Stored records
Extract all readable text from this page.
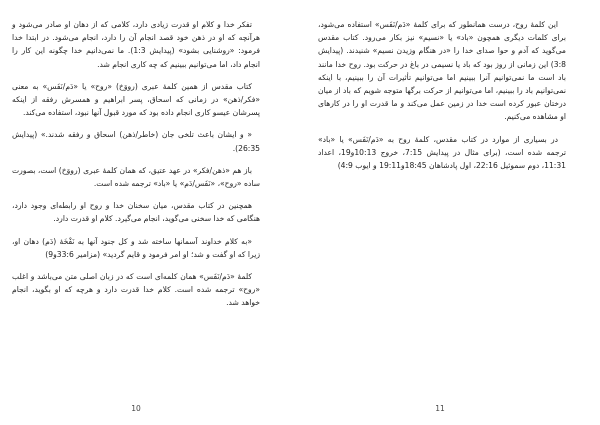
تفکر خدا و کلام او قدرت زیادی دارد، کلامی که از دهان او صادر می‌شود و هرآنچه که او در ذهن خود قصد انجام آن را دارد، انجام می‌شود. در ابتدا خدا فرمود: «روشنایی بشود» (پیدایش 1:3). ما نمی‌دانیم خدا چگونه این کار را انجام داد، اما می‌توانیم ببینیم که چه کاری انجام شد.

کتاب مقدس از همین کلمهٔ عبری (رووَخ) «روح» یا «دَم/نَفَس» به معنی «فکر/ذهن» در زمانی که اسحاق، پسر ابراهیم و همسرش رفقه از اینکه پسرشان عیسو کاری انجام داده بود که مورد قبول آنها نبود، استفاده می‌کند.

« و ایشان باعث تلخی جان (خاطر/ذهن) اسحاق و رفقه شدند.» (پیدایش 26:35).

باز هم «ذهن/فکر» در عهد عتیق، که همان کلمهٔ عبری (رووَخ) است، بصورت ساده «روح»، «نَفَس/دَم» یا «باد» ترجمه شده است.

همچنین در کتاب مقدس، میان سخنان خدا و روح او رابطه‌ای وجود دارد، هنگامی که خدا سخنی می‌گوید، انجام می‌گیرد. کلام او قدرت دارد.

«به کلام خداوند آسمانها ساخته شد و کل جنود آنها به نَفْخَهٔ (دَم) دهان او، زیرا که او گفت و شد؛ او امر فرمود و قایم گردید» (مزامیر 33:6و9)

کلمهٔ «دَم/نَفَس» همان کلمه‌ای است که در زبان اصلی متن می‌باشد و اغلب «روح» ترجمه شده است. کلام خدا قدرت دارد و هرچه که او بگوید، انجام خواهد شد.

10

این کلمهٔ روح، درست همانطور که برای کلمهٔ «دَم/نَفَس» استفاده می‌شود، برای کلمات دیگری همچون «باد» یا «نسیم» نیز بکار می‌رود. کتاب مقدس می‌گوید که آدم و حوا صدای خدا را «در هنگام وزیدن نسیم» شنیدند. (پیدایش 3:8) این زمانی از روز بود که باد یا نسیمی در باغ در حرکت بود. روح خدا مانند باد است ما نمی‌توانیم آنرا ببینیم اما می‌توانیم تأثیرات آن را ببینیم، با اینکه نمی‌توانیم باد را ببینیم، اما می‌توانیم از حرکت برگها متوجه شویم که باد از میان درختان عبور کرده است خدا در زمین عمل می‌کند و ما قدرت او را در کارهای او مشاهده می‌کنیم.

در بسیاری از موارد در کتاب مقدس، کلمهٔ روح به «دَم/نَفَس» یا «باد» ترجمه شده است، (برای مثال در پیدایش 7:15، خروج 10:13و19، اعداد 11:31، دوم سموئیل 22:16، اول پادشاهان 18:45و19:11 و ایوب 4:9)

11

The task — Write out all the records again, exactly, minus any pictures.

Written answer —
Extract all readable text from this page.
تفکر خدا و کلام او قدرت زیادی دارد، کلامی که از دهان او صادر می‌شود و هرآنچه که او در ذهن خود قصد انجام آن را دارد، انجام می‌شود. در ابتدا خدا فرمود: «روشنایی بشود» (پیدایش 1:3). ما نمی‌دانیم خدا چگونه این کار را انجام داد، اما می‌توانیم ببینیم که چه کاری انجام شد.

کتاب مقدس از همین کلمهٔ عبری (رووَخ) «روح» یا «دَم/نَفَس» به معنی «فکر/ذهن» در زمانی که اسحاق، پسر ابراهیم و همسرش رفقه از اینکه پسرشان عیسو کاری انجام داده بود که مورد قبول آنها نبود، استفاده می‌کند.

« و ایشان باعث تلخی جان (خاطر/ذهن) اسحاق و رفقه شدند.» (پیدایش 26:35).

باز هم «ذهن/فکر» در عهد عتیق، که همان کلمهٔ عبری (رووَخ) است، بصورت ساده «روح»، «نَفَس/دَم» یا «باد» ترجمه شده است.

همچنین در کتاب مقدس، میان سخنان خدا و روح او رابطه‌ای وجود دارد، هنگامی که خدا سخنی می‌گوید، انجام می‌گیرد. کلام او قدرت دارد.

«به کلام خداوند آسمانها ساخته شد و کل جنود آنها به نَفْخَهٔ (دَم) دهان او، زیرا که او گفت و شد؛ او امر فرمود و قایم گردید» (مزامیر 33:6و9)

کلمهٔ «دَم/نَفَس» همان کلمه‌ای است که در زبان اصلی متن می‌باشد و اغلب «روح» ترجمه شده است. کلام خدا قدرت دارد و هرچه که او بگوید، انجام خواهد شد.

10

این کلمهٔ روح، درست همانطور که برای کلمهٔ «دَم/نَفَس» استفاده می‌شود، برای کلمات دیگری همچون «باد» یا «نسیم» نیز بکار می‌رود. کتاب مقدس می‌گوید که آدم و حوا صدای خدا را «در هنگام وزیدن نسیم» شنیدند. (پیدایش 3:8) این زمانی از روز بود که باد یا نسیمی در باغ در حرکت بود. روح خدا مانند باد است ما نمی‌توانیم آنرا ببینیم اما می‌توانیم تأثیرات آن را ببینیم، با اینکه نمی‌توانیم باد را ببینیم، اما می‌توانیم از حرکت برگها متوجه شویم که باد از میان درختان عبور کرده است خدا در زمین عمل می‌کند و ما قدرت او را در کارهای او مشاهده می‌کنیم.

در بسیاری از موارد در کتاب مقدس، کلمهٔ روح به «دَم/نَفَس» یا «باد» ترجمه شده است، (برای مثال در پیدایش 7:15، خروج 10:13و19، اعداد 11:31، دوم سموئیل 22:16، اول پادشاهان 18:45و19:11 و ایوب 4:9)

11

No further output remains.